* start *

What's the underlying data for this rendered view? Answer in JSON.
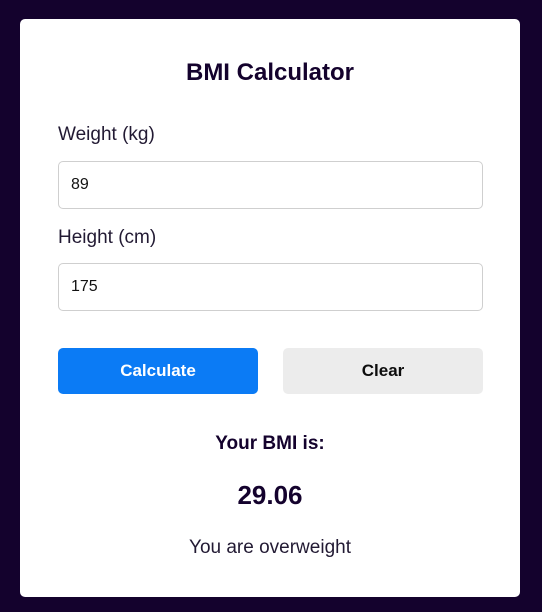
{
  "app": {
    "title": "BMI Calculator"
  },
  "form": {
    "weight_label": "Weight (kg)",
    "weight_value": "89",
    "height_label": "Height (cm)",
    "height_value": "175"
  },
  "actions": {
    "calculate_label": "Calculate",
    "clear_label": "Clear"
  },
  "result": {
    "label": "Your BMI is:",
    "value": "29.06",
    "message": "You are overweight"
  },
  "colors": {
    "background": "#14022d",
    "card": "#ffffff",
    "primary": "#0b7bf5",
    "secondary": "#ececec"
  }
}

* end *
* start *

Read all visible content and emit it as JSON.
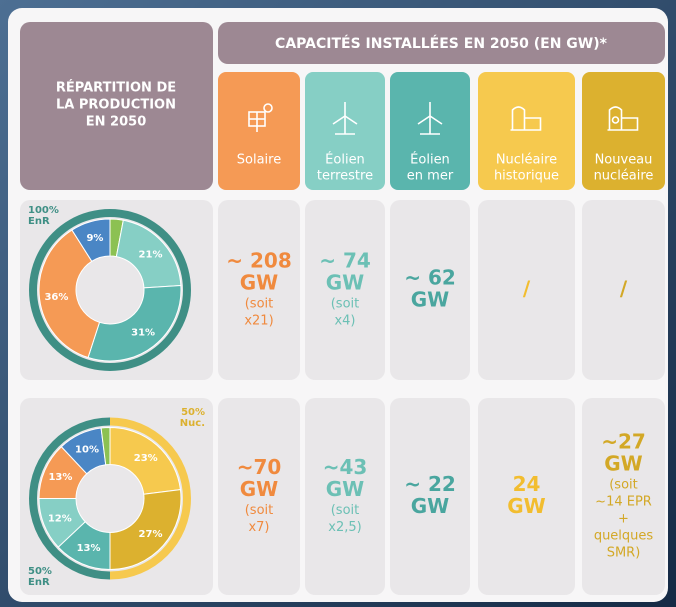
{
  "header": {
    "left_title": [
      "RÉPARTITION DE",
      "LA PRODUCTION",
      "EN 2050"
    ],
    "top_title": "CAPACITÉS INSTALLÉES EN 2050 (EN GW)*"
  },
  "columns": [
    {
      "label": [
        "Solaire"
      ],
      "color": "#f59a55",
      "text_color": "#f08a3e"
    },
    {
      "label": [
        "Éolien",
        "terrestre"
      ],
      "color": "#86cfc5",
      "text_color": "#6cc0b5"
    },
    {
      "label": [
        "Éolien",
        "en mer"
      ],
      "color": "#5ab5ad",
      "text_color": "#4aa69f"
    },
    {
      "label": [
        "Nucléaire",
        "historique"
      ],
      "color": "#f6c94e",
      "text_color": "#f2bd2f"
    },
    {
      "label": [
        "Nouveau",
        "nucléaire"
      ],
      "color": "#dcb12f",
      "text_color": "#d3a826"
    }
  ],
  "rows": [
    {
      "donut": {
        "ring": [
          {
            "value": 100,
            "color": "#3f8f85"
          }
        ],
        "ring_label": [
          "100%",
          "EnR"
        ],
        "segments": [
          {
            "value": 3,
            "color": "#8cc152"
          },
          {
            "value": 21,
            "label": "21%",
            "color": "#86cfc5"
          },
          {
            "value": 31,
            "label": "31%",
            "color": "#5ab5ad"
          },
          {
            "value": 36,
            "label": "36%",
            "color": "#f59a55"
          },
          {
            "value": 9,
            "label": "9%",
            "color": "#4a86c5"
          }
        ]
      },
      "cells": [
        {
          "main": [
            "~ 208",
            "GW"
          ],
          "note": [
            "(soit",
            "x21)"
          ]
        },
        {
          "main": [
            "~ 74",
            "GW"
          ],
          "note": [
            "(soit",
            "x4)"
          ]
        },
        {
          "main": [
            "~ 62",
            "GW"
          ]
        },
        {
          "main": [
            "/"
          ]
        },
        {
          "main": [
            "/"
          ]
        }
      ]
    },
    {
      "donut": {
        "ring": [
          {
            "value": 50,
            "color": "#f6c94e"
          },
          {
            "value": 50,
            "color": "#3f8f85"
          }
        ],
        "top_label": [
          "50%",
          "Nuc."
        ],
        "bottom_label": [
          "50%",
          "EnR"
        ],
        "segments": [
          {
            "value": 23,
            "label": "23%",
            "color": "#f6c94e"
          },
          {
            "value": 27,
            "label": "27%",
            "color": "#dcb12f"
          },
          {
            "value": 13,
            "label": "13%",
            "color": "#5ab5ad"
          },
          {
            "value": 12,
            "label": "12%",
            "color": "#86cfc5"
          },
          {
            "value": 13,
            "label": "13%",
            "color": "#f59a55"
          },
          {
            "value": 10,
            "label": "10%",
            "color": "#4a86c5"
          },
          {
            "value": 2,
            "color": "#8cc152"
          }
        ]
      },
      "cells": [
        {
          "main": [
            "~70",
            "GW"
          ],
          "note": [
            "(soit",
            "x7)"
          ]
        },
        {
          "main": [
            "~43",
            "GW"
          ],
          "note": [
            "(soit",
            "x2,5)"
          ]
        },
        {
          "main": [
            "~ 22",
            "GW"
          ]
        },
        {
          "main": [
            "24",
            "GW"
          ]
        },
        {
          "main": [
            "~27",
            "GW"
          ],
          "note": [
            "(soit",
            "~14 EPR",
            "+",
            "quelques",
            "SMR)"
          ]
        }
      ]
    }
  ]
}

* end *

**Written instruction**
Tell how many lines in the material contain the word "JSON". Only the number is wanted.

**Final answer**
2